Source records
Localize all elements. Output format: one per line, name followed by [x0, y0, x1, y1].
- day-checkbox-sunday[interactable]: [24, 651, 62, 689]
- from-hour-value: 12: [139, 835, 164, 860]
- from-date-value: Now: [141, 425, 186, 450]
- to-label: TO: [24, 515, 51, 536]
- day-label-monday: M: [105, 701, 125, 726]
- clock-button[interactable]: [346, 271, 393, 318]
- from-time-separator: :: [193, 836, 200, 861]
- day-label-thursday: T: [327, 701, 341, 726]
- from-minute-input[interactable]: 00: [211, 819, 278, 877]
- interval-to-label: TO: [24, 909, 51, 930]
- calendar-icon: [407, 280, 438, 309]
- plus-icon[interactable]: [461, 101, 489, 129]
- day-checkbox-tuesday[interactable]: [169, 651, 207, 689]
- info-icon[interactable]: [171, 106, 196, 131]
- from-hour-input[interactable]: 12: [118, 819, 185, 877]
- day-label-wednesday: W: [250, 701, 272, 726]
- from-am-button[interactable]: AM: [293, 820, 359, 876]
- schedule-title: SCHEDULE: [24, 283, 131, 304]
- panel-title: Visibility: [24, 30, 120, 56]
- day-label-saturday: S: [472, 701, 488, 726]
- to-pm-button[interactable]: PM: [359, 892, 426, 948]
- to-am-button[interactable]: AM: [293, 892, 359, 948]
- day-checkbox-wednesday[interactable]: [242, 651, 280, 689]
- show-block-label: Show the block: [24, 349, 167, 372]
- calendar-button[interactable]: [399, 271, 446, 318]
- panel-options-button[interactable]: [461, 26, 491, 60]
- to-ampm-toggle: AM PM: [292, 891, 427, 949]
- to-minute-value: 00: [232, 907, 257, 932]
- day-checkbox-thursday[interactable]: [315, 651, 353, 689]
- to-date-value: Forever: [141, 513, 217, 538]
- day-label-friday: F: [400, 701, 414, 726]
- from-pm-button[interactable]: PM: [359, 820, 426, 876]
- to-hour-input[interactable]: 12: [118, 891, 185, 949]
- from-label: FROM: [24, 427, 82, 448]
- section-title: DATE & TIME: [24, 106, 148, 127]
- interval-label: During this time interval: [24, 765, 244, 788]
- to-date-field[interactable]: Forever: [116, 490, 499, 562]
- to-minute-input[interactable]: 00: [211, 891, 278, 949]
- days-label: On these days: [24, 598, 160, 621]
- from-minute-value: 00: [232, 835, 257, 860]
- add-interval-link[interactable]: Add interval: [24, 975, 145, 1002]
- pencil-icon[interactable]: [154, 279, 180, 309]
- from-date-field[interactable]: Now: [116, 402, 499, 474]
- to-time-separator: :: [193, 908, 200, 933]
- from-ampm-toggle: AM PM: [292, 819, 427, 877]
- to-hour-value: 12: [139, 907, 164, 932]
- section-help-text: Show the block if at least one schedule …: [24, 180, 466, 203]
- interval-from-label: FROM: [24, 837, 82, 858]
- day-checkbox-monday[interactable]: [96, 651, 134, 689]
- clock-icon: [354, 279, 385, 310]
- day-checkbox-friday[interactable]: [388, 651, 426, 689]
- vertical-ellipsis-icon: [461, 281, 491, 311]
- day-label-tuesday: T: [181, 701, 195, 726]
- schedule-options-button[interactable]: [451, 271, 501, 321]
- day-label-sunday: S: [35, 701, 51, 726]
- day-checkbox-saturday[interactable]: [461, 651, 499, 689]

WHAT TO WORK ON: How many lines in the listing above contain the string "Show", matching case exactly? Reply with the number alone.

ANSWER TO THIS EXERCISE: 2